◆ **WRITTEN TASK**: Copy out every one of the rows below, putting "Relative Fluorescence" wherever "RFU" appears and leaving everything else as it is.

◆ **INFORMATION SHOWN**:
****************************************

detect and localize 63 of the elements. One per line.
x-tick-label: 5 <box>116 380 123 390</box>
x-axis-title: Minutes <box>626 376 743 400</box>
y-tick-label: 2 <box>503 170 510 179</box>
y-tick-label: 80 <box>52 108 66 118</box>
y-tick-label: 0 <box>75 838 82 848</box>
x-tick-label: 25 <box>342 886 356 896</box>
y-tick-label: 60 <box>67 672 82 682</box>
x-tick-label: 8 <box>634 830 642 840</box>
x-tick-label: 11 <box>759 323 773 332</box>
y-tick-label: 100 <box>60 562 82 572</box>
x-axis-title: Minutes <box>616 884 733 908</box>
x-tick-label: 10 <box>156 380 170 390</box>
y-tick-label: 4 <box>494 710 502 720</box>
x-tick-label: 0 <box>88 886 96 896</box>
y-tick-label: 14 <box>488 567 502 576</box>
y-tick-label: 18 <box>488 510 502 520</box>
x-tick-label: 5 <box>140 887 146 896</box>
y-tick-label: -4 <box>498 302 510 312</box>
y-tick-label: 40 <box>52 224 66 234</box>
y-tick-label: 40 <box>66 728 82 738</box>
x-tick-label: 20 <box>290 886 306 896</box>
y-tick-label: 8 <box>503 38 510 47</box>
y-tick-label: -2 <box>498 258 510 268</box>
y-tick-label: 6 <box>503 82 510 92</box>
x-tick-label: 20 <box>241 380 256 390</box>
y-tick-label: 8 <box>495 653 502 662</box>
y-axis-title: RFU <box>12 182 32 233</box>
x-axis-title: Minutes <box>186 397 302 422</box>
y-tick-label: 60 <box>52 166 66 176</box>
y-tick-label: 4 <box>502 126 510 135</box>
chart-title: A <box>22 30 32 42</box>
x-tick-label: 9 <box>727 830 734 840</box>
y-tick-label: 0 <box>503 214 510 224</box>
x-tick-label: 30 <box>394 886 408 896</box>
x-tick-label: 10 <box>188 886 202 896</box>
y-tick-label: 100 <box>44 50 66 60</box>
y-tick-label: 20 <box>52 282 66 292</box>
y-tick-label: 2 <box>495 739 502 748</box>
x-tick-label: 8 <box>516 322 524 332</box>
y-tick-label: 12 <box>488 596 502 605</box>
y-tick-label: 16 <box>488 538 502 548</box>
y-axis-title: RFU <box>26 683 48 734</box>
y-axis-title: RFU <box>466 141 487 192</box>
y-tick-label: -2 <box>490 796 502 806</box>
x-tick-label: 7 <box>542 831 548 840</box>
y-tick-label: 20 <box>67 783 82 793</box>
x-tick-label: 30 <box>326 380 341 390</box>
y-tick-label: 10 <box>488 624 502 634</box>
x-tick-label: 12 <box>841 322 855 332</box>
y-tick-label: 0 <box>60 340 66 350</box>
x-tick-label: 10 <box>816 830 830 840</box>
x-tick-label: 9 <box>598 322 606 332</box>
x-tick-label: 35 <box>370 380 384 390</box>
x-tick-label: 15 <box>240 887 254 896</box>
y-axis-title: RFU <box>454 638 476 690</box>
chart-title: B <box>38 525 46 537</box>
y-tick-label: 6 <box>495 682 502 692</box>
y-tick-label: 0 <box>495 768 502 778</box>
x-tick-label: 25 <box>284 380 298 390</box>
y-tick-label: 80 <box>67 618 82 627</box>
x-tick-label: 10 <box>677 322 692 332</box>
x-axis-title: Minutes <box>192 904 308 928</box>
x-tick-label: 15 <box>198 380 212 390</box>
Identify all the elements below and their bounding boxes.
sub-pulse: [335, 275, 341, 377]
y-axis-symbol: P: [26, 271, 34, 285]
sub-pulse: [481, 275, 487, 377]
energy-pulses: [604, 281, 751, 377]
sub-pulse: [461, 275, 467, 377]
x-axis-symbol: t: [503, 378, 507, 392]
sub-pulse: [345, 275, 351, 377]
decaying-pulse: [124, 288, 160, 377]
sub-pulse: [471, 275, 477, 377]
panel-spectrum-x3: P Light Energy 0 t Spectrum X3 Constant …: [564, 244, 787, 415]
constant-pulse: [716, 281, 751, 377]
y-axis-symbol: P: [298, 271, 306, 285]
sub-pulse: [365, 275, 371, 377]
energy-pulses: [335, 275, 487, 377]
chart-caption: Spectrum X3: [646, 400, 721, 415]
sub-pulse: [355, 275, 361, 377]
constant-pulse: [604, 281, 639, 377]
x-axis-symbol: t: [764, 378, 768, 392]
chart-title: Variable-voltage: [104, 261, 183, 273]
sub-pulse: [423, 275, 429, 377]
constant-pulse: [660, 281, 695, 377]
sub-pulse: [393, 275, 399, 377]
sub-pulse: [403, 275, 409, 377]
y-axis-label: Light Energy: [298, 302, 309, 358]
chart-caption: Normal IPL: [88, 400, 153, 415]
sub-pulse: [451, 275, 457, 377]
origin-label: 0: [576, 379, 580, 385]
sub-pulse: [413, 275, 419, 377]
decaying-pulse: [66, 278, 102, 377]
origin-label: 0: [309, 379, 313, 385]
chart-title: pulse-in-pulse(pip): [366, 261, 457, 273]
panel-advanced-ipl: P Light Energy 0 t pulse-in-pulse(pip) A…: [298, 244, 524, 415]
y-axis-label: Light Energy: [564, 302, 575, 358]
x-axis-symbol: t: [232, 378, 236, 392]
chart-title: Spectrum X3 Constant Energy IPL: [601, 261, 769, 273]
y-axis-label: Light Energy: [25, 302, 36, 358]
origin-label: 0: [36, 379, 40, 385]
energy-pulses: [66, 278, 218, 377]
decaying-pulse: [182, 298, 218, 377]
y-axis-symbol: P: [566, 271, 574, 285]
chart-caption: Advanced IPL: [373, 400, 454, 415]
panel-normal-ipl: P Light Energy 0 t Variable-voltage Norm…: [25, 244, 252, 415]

****************************************

◆ **SOLUTION FOR THIS TASK**:
detect and localize 63 of the elements. One per line.
x-tick-label: 5 <box>116 380 123 390</box>
x-axis-title: Minutes <box>626 376 743 400</box>
y-tick-label: 2 <box>503 170 510 179</box>
y-tick-label: 80 <box>52 108 66 118</box>
y-tick-label: 0 <box>75 838 82 848</box>
x-tick-label: 25 <box>342 886 356 896</box>
y-tick-label: 60 <box>67 672 82 682</box>
x-tick-label: 8 <box>634 830 642 840</box>
x-tick-label: 11 <box>759 323 773 332</box>
y-tick-label: 100 <box>60 562 82 572</box>
x-axis-title: Minutes <box>616 884 733 908</box>
x-tick-label: 10 <box>156 380 170 390</box>
y-tick-label: 4 <box>494 710 502 720</box>
x-tick-label: 0 <box>88 886 96 896</box>
y-tick-label: 14 <box>488 567 502 576</box>
y-tick-label: 18 <box>488 510 502 520</box>
x-tick-label: 5 <box>140 887 146 896</box>
y-tick-label: -4 <box>498 302 510 312</box>
y-tick-label: 40 <box>52 224 66 234</box>
y-tick-label: 40 <box>66 728 82 738</box>
x-tick-label: 20 <box>290 886 306 896</box>
y-tick-label: 8 <box>503 38 510 47</box>
y-tick-label: -2 <box>498 258 510 268</box>
y-tick-label: 6 <box>503 82 510 92</box>
x-tick-label: 20 <box>241 380 256 390</box>
y-tick-label: 8 <box>495 653 502 662</box>
y-axis-title: Relative Fluorescence <box>12 182 32 233</box>
x-axis-title: Minutes <box>186 397 302 422</box>
y-tick-label: 60 <box>52 166 66 176</box>
y-tick-label: 4 <box>502 126 510 135</box>
chart-title: A <box>22 30 32 42</box>
x-tick-label: 9 <box>727 830 734 840</box>
y-tick-label: 0 <box>503 214 510 224</box>
x-tick-label: 30 <box>394 886 408 896</box>
x-tick-label: 10 <box>188 886 202 896</box>
y-tick-label: 100 <box>44 50 66 60</box>
y-tick-label: 20 <box>52 282 66 292</box>
y-tick-label: 2 <box>495 739 502 748</box>
x-tick-label: 8 <box>516 322 524 332</box>
y-tick-label: 12 <box>488 596 502 605</box>
y-tick-label: 16 <box>488 538 502 548</box>
y-axis-title: Relative Fluorescence <box>26 683 48 734</box>
y-axis-title: Relative Fluorescence <box>466 141 487 192</box>
y-tick-label: -2 <box>490 796 502 806</box>
x-tick-label: 7 <box>542 831 548 840</box>
y-tick-label: 20 <box>67 783 82 793</box>
x-tick-label: 30 <box>326 380 341 390</box>
y-tick-label: 10 <box>488 624 502 634</box>
x-tick-label: 12 <box>841 322 855 332</box>
y-tick-label: 0 <box>60 340 66 350</box>
x-tick-label: 10 <box>816 830 830 840</box>
x-tick-label: 9 <box>598 322 606 332</box>
x-tick-label: 35 <box>370 380 384 390</box>
x-tick-label: 15 <box>240 887 254 896</box>
y-axis-title: Relative Fluorescence <box>454 638 476 690</box>
chart-title: B <box>38 525 46 537</box>
y-tick-label: 6 <box>495 682 502 692</box>
y-tick-label: 0 <box>495 768 502 778</box>
x-tick-label: 25 <box>284 380 298 390</box>
y-tick-label: 80 <box>67 618 82 627</box>
x-tick-label: 10 <box>677 322 692 332</box>
x-axis-title: Minutes <box>192 904 308 928</box>
x-tick-label: 15 <box>198 380 212 390</box>
Identify all the elements below and their bounding boxes.
sub-pulse: [335, 275, 341, 377]
y-axis-symbol: P: [26, 271, 34, 285]
sub-pulse: [481, 275, 487, 377]
energy-pulses: [604, 281, 751, 377]
sub-pulse: [461, 275, 467, 377]
x-axis-symbol: t: [503, 378, 507, 392]
sub-pulse: [345, 275, 351, 377]
decaying-pulse: [124, 288, 160, 377]
sub-pulse: [471, 275, 477, 377]
panel-spectrum-x3: P Light Energy 0 t Spectrum X3 Constant …: [564, 244, 787, 415]
constant-pulse: [716, 281, 751, 377]
y-axis-symbol: P: [298, 271, 306, 285]
sub-pulse: [365, 275, 371, 377]
energy-pulses: [335, 275, 487, 377]
chart-caption: Spectrum X3: [646, 400, 721, 415]
sub-pulse: [355, 275, 361, 377]
constant-pulse: [604, 281, 639, 377]
x-axis-symbol: t: [764, 378, 768, 392]
chart-title: Variable-voltage: [104, 261, 183, 273]
sub-pulse: [423, 275, 429, 377]
constant-pulse: [660, 281, 695, 377]
sub-pulse: [393, 275, 399, 377]
sub-pulse: [403, 275, 409, 377]
y-axis-label: Light Energy: [298, 302, 309, 358]
chart-caption: Normal IPL: [88, 400, 153, 415]
sub-pulse: [451, 275, 457, 377]
origin-label: 0: [576, 379, 580, 385]
sub-pulse: [413, 275, 419, 377]
decaying-pulse: [66, 278, 102, 377]
origin-label: 0: [309, 379, 313, 385]
chart-title: pulse-in-pulse(pip): [366, 261, 457, 273]
panel-advanced-ipl: P Light Energy 0 t pulse-in-pulse(pip) A…: [298, 244, 524, 415]
y-axis-label: Light Energy: [564, 302, 575, 358]
x-axis-symbol: t: [232, 378, 236, 392]
chart-title: Spectrum X3 Constant Energy IPL: [601, 261, 769, 273]
y-axis-label: Light Energy: [25, 302, 36, 358]
origin-label: 0: [36, 379, 40, 385]
energy-pulses: [66, 278, 218, 377]
decaying-pulse: [182, 298, 218, 377]
y-axis-symbol: P: [566, 271, 574, 285]
chart-caption: Advanced IPL: [373, 400, 454, 415]
panel-normal-ipl: P Light Energy 0 t Variable-voltage Norm…: [25, 244, 252, 415]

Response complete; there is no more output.